_ENUNCIADO 1_. Reproduza, sem alterações, a passagem do artigo sobre Jesus no Getsêmani que começa em "Não podemos projetar" e termina em "com clareza ‘crucifica-o!’.".
_ENUNCIADO 2_. Quais adjetivos o artigo sobre Jesus no Getsêmani usa para qualificar a visão de Deus a que a maioria das pessoas se volta em horas de abandono? Liste todos.
_ENUNCIADO 3_. Dê continuidade ao artigo sobre Jesus no Getsêmani a partir da última frase apresentada.

══ TRECHO FORNECIDO

Por Eliana Maria (Ir. Gabriela, Obl. OSB)
Não podemos projetar nossas relações pai e filho
à paternidade divina porque Deus vai além de nossa imaginação
*Artigo
de Fabrício Veliq,
teólogo protestante
‘A
história de Jesus no Getsêmani – pouco antes de sua prisão e processo que
culminou na crucificação – relata-nos os momentos difíceis e de grande angústia
encarados por ele sem o auxílio dos que lhe eram próximos. Como exemplo, basta
lembrarmos que os discípulos dormiram enquanto ele orava; Pedro o negou
enquanto era julgado; o povo que o seguiu durante algum tempo foi voz
decisiva ao gritar com clareza ‘crucifica-o!’.
Nossa
condição humana – tantas vezes em extrema solidão, sem socorro e perspectiva –
encontra no que Jesus enfrentou, em período tão curto e derradeiro, o paradigma
para ser pensada. Ele, como todo homem, sentiu em sua pele a experiência do
abandono e a sofreu como quem ‘chora gotas de sangue’. Em horas como
essa, a maioria das pessoas acaba por se voltar a uma visão infantil, romântica
ou mesmo cristalizada de Deus.

════
══ ITENS FORNECIDOS

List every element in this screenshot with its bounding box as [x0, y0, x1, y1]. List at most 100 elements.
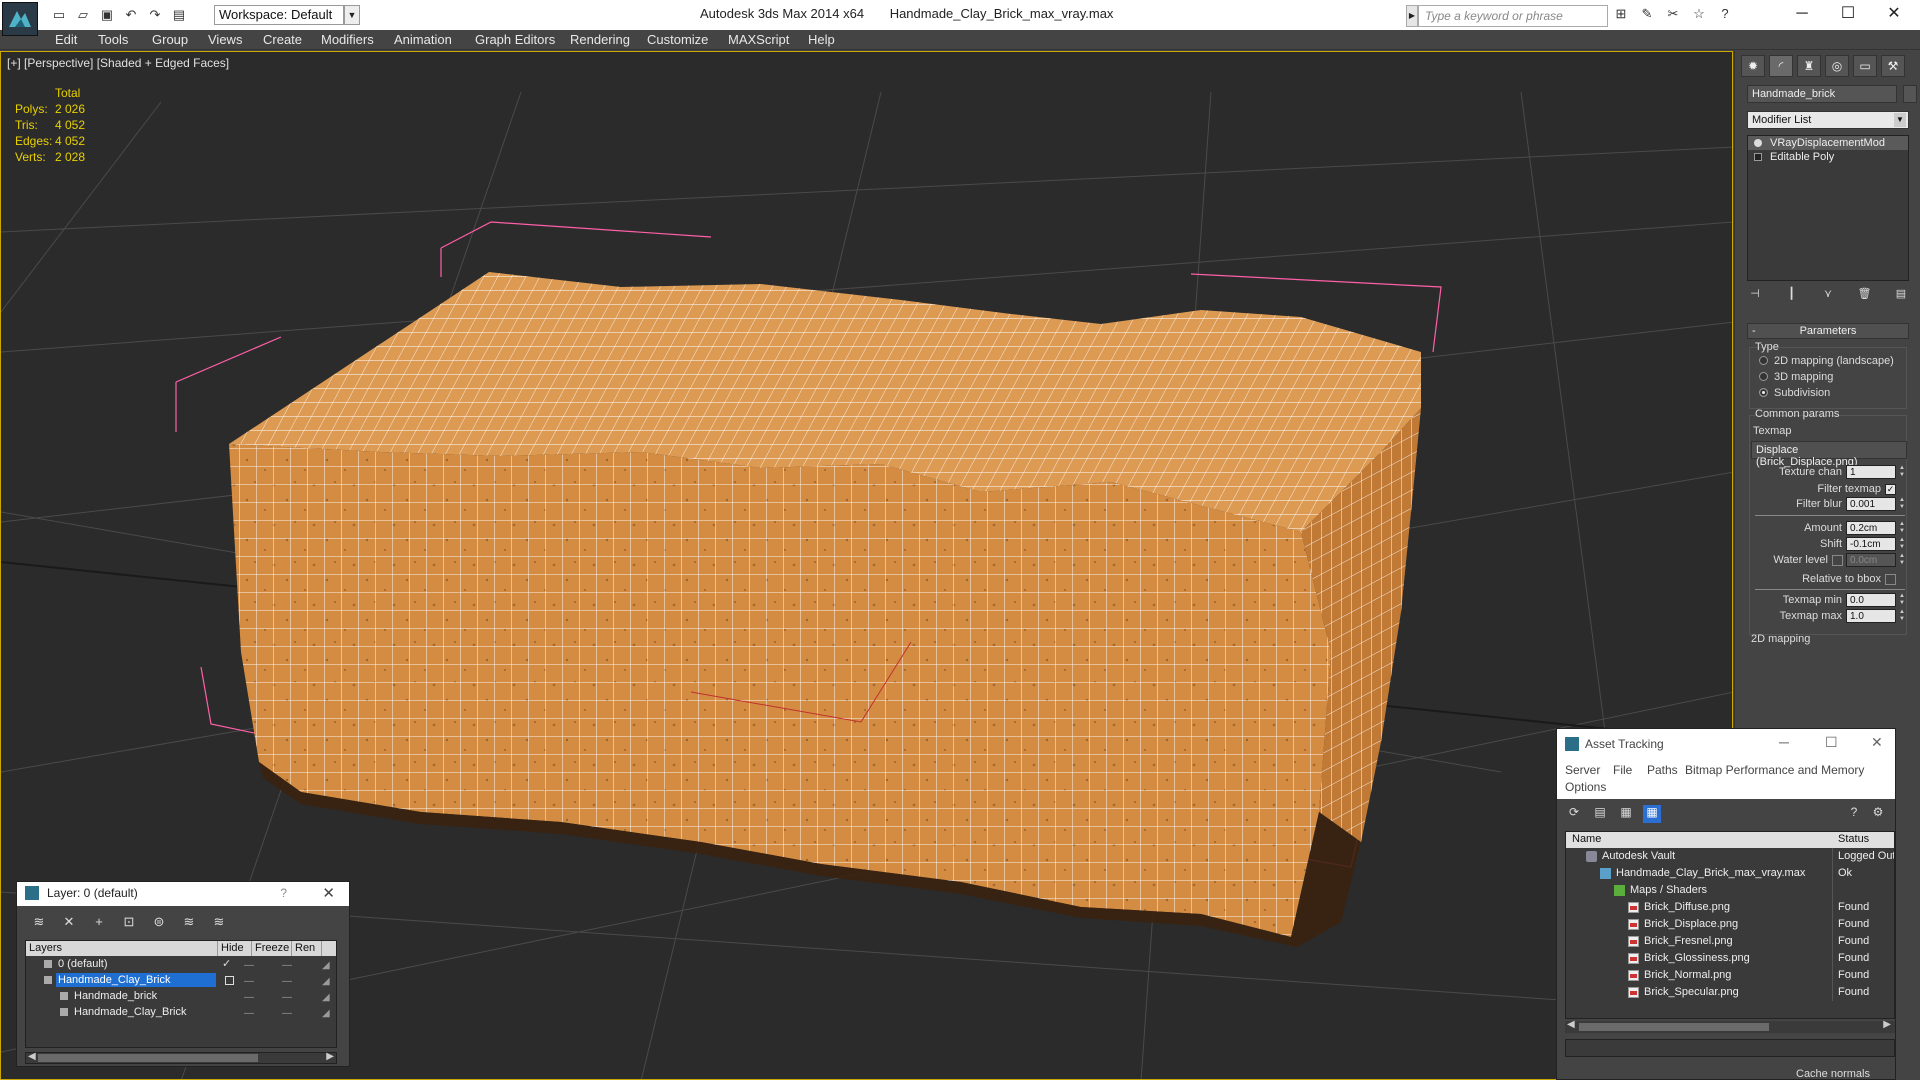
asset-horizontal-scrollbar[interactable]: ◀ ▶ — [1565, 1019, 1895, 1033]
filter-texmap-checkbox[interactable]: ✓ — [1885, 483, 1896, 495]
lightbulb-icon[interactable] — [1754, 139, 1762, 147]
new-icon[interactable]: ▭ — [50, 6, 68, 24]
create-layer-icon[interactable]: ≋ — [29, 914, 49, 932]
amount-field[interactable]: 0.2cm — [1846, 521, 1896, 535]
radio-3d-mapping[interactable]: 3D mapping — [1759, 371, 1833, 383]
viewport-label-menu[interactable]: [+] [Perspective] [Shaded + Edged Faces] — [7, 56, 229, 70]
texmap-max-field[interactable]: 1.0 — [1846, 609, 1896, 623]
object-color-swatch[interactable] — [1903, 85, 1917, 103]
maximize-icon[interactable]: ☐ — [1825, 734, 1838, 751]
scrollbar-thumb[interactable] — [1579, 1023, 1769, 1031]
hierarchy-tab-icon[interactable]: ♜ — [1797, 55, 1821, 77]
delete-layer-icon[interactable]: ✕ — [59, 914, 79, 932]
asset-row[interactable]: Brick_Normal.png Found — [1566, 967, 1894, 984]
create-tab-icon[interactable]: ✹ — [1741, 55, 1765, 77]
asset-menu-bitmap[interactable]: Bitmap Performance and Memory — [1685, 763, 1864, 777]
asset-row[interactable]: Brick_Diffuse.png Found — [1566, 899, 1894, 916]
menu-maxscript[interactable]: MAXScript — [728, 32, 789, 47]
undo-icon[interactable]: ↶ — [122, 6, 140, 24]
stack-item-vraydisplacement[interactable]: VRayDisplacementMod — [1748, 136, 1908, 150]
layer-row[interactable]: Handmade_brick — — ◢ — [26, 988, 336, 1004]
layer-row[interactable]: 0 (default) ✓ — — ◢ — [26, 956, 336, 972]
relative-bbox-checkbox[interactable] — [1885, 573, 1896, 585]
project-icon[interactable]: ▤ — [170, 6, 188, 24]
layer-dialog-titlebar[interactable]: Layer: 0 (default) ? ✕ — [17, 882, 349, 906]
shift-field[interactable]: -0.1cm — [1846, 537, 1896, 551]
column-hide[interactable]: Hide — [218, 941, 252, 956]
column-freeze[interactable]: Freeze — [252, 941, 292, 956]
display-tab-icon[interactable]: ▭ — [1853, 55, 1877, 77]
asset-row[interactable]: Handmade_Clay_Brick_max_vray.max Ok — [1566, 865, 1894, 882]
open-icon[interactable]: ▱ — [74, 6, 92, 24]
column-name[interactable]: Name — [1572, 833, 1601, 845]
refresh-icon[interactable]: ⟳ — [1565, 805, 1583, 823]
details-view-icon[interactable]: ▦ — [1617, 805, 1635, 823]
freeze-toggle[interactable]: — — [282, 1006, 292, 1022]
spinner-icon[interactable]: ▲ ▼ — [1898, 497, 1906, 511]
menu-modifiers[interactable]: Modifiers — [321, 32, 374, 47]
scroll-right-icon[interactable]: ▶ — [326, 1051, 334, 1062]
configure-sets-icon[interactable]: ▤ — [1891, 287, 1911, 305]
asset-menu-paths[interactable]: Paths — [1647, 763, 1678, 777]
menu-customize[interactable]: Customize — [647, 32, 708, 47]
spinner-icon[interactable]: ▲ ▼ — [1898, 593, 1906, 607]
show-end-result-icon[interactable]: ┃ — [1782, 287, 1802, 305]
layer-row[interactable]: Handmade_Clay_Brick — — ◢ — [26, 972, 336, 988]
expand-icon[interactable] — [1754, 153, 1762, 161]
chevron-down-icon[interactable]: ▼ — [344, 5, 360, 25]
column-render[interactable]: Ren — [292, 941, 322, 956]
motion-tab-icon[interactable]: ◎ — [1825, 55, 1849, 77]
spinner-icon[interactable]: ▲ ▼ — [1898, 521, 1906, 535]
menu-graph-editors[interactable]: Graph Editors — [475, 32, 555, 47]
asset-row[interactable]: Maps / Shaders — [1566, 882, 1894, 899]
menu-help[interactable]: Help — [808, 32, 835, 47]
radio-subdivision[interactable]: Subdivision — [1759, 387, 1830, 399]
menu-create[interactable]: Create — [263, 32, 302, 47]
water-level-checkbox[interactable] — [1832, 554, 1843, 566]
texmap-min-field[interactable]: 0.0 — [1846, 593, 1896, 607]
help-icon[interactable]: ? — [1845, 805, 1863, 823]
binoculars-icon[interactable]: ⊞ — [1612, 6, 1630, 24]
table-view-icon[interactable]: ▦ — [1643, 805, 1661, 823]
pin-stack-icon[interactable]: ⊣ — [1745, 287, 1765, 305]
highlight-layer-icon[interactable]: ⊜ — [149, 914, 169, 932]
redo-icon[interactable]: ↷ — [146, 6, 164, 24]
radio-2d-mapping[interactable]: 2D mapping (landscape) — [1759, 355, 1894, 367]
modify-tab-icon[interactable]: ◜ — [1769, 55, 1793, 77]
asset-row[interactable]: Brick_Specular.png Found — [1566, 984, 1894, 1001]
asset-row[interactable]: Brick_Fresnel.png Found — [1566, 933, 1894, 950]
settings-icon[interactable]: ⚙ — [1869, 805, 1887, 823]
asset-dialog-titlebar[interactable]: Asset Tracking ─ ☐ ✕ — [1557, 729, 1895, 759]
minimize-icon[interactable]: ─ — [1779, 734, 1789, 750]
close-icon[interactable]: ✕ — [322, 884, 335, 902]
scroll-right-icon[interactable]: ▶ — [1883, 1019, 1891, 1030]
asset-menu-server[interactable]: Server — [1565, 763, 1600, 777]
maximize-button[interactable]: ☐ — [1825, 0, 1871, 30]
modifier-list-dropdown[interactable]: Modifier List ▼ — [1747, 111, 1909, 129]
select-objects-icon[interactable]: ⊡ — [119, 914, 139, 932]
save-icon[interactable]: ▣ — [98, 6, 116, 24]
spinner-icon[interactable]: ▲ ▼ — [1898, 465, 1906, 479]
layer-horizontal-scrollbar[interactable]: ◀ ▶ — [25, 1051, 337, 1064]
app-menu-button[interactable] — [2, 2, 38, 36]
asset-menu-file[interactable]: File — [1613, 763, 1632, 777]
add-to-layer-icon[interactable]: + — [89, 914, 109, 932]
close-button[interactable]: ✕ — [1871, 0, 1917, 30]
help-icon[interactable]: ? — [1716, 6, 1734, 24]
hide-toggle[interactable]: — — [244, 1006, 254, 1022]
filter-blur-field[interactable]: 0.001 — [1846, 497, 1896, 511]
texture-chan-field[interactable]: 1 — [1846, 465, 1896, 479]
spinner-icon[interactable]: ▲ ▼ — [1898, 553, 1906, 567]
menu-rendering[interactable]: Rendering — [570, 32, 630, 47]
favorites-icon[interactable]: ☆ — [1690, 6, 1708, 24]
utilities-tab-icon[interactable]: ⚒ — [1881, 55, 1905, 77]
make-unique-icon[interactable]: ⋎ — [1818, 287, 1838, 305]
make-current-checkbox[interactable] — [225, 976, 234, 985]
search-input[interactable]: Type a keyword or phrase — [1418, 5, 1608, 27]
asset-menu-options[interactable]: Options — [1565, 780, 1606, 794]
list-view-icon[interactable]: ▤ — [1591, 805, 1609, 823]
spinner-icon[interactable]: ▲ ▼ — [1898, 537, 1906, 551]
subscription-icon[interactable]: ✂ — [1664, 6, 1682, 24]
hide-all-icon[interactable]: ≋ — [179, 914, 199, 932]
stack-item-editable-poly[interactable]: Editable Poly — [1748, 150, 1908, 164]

════
══ ITENS FORNECIDOS

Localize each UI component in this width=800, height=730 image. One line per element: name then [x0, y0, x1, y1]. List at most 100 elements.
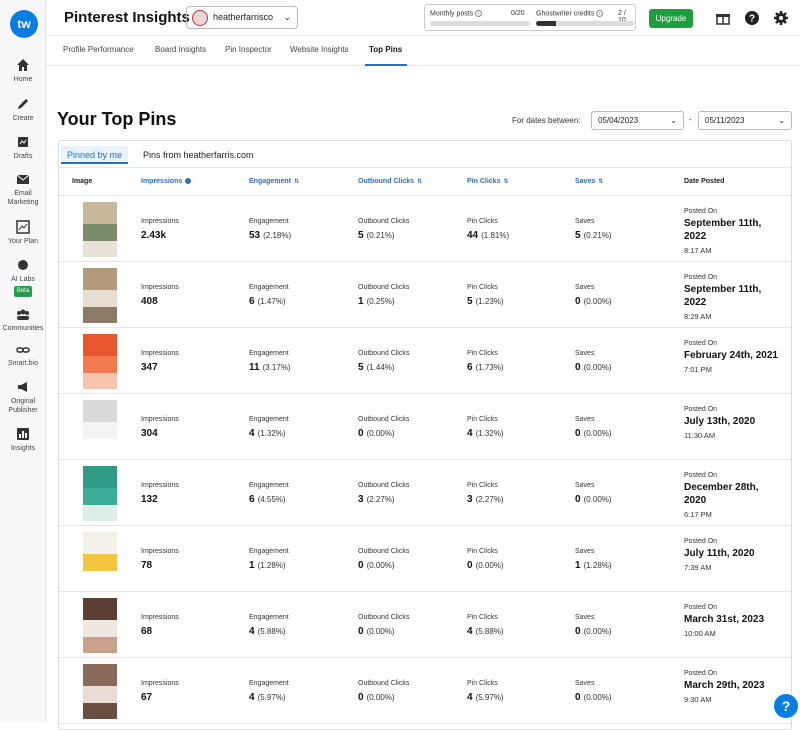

════

_RESPOSTA REDIGIDA 1_.
Não podemos projetar nossas relações pai e filho
à paternidade divina porque Deus vai além de nossa imaginação
*Artigo
de Fabrício Veliq,
teólogo protestante
‘A
história de Jesus no Getsêmani – pouco antes de sua prisão e processo que
culminou na crucificação – relata-nos os momentos difíceis e de grande angústia
encarados por ele sem o auxílio dos que lhe eram próximos. Como exemplo, basta
lembrarmos que os discípulos dormiram enquanto ele orava; Pedro o negou
enquanto era julgado; o povo que o seguiu durante algum tempo foi voz
decisiva ao gritar com clareza ‘crucifica-o!’.

_RESPOSTA REDIGIDA 2_.
- infantil
- romântica
- cristalizada

_RESPOSTA REDIGIDA 3_.
Claro
que não há nada de errado em clamar o Senhor e ver nele o auxílio para os
momentos de angústia, solidão e abandono. Isso é algo que o próprio Jesus fez e
é exemplificado por sua oração no Getsêmani : ‘Passe de mim este cálice’,
pediu. Mas, ao invés do alívio, veio apenas o silêncio de Deus, algo que muita
gente não consegue entender. Acostumados à visão romântica que o coloca como um
pai sempre presente, seu silêncio é incômodo e o simples fato de se pensar uma
possível ausência divina atemoriza os mais infantilizados.
Se
Deus aparece apenas como projeção da figura paterna, realmente ele não passa de
uma ilusão que deve ser abandonada com o desenvolvimento do homem. Freud chega
a esta conclusão ao tratar da questão religiosa. Para ele era muito fácil
considerar a religião como grande ilusão, uma vez que o crente se coloca como
criança diante de um pai que tudo pode, recusando encarar a realidade do mundo
de forma adulta. É como se precisasse que o pai estivesse sempre presente pois
não consegue andar sozinho. O crente infantil estabelece sempre uma relação
ambivalente em relação a Deus. Ama-o pois este lhe protege, guarda etc. como um
pai. Contudo, ao mesmo tempo, odeia-o e o teme porque lhe pune e vigia
constantemente. Deus aparece, dessa maneira, como esse ser que não passa de uma
das mais infantis projeções humanas em relação ao pai.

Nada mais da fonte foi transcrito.